RECORD EXCERPTS:
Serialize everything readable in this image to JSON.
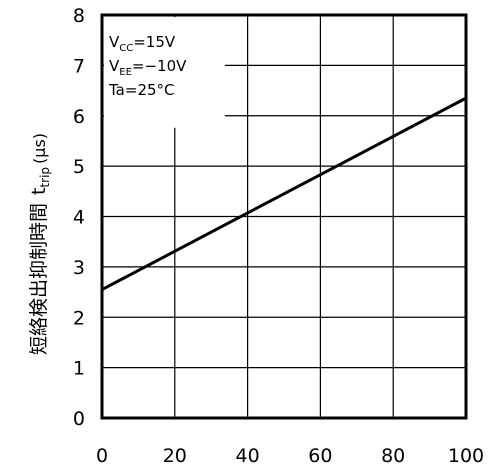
{
  "chart_data": {
    "type": "line",
    "title": "",
    "xlabel": "",
    "ylabel_main": "短絡検出抑制時間",
    "ylabel_sym": "t",
    "ylabel_sub": "trip",
    "ylabel_unit": "(μs)",
    "xlim": [
      0,
      100
    ],
    "ylim": [
      0,
      8
    ],
    "xticks": [
      0,
      20,
      40,
      60,
      80,
      100
    ],
    "yticks": [
      0,
      1,
      2,
      3,
      4,
      5,
      6,
      7,
      8
    ],
    "grid": true,
    "series": [
      {
        "x": [
          0,
          100
        ],
        "y": [
          2.55,
          6.35
        ]
      }
    ],
    "annotations": [
      {
        "base": "V",
        "sub": "CC",
        "rest": "=15V"
      },
      {
        "base": "V",
        "sub": "EE",
        "rest": "=−10V"
      },
      {
        "base": "Ta=25°C",
        "sub": "",
        "rest": ""
      }
    ],
    "colors": {
      "line": "#000000",
      "grid": "#000000",
      "background": "#ffffff"
    }
  }
}
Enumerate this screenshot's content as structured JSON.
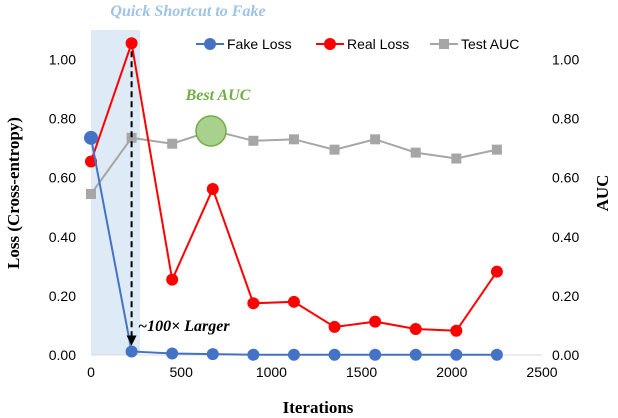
{
  "chart_data": {
    "type": "line",
    "xlabel": "Iterations",
    "ylabel": "Loss (Cross-entropy)",
    "y2label": "AUC",
    "xlim": [
      0,
      2500
    ],
    "ylim": [
      0,
      1.1
    ],
    "y2lim": [
      0,
      1.1
    ],
    "x_ticks": [
      "0",
      "500",
      "1000",
      "1500",
      "2000",
      "2500"
    ],
    "y_ticks": [
      "0.00",
      "0.20",
      "0.40",
      "0.60",
      "0.80",
      "1.00"
    ],
    "y2_ticks": [
      "0.00",
      "0.20",
      "0.40",
      "0.60",
      "0.80",
      "1.00"
    ],
    "legend_position": "top-right",
    "series": [
      {
        "name": "Fake Loss",
        "axis": "left",
        "color": "#4472C4",
        "marker": "circle",
        "x": [
          0,
          225,
          450,
          675,
          900,
          1125,
          1350,
          1575,
          1800,
          2025,
          2250
        ],
        "y": [
          0.735,
          0.012,
          0.005,
          0.003,
          0.001,
          0.001,
          0.001,
          0.001,
          0.001,
          0.001,
          0.001
        ]
      },
      {
        "name": "Real Loss",
        "axis": "left",
        "color": "#FF0000",
        "marker": "circle",
        "x": [
          0,
          225,
          450,
          675,
          900,
          1125,
          1350,
          1575,
          1800,
          2025,
          2250
        ],
        "y": [
          0.655,
          1.055,
          0.255,
          0.562,
          0.175,
          0.18,
          0.095,
          0.113,
          0.088,
          0.082,
          0.282
        ]
      },
      {
        "name": "Test AUC",
        "axis": "right",
        "color": "#A6A6A6",
        "marker": "square",
        "x": [
          0,
          225,
          450,
          675,
          900,
          1125,
          1350,
          1575,
          1800,
          2025,
          2250
        ],
        "y": [
          0.545,
          0.735,
          0.715,
          0.76,
          0.725,
          0.73,
          0.695,
          0.73,
          0.685,
          0.665,
          0.695
        ]
      }
    ],
    "annotations": {
      "shortcut_label": "Quick Shortcut to Fake",
      "best_auc_label": "Best AUC",
      "larger_label": "~100× Larger"
    },
    "colors": {
      "shade": "#DEEBF7",
      "shortcut_text": "#9DC3E6",
      "best_auc": "#70AD47",
      "best_auc_fill": "#A9D18E"
    }
  }
}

WRITTEN INSTRUCTION: Look through the data above. Find each line with the string "this" and copy it.

OUTPUT OF THE TASK:
Serialize everything readable in this image to JSON.
Enumerate this screenshot's content as structured JSON.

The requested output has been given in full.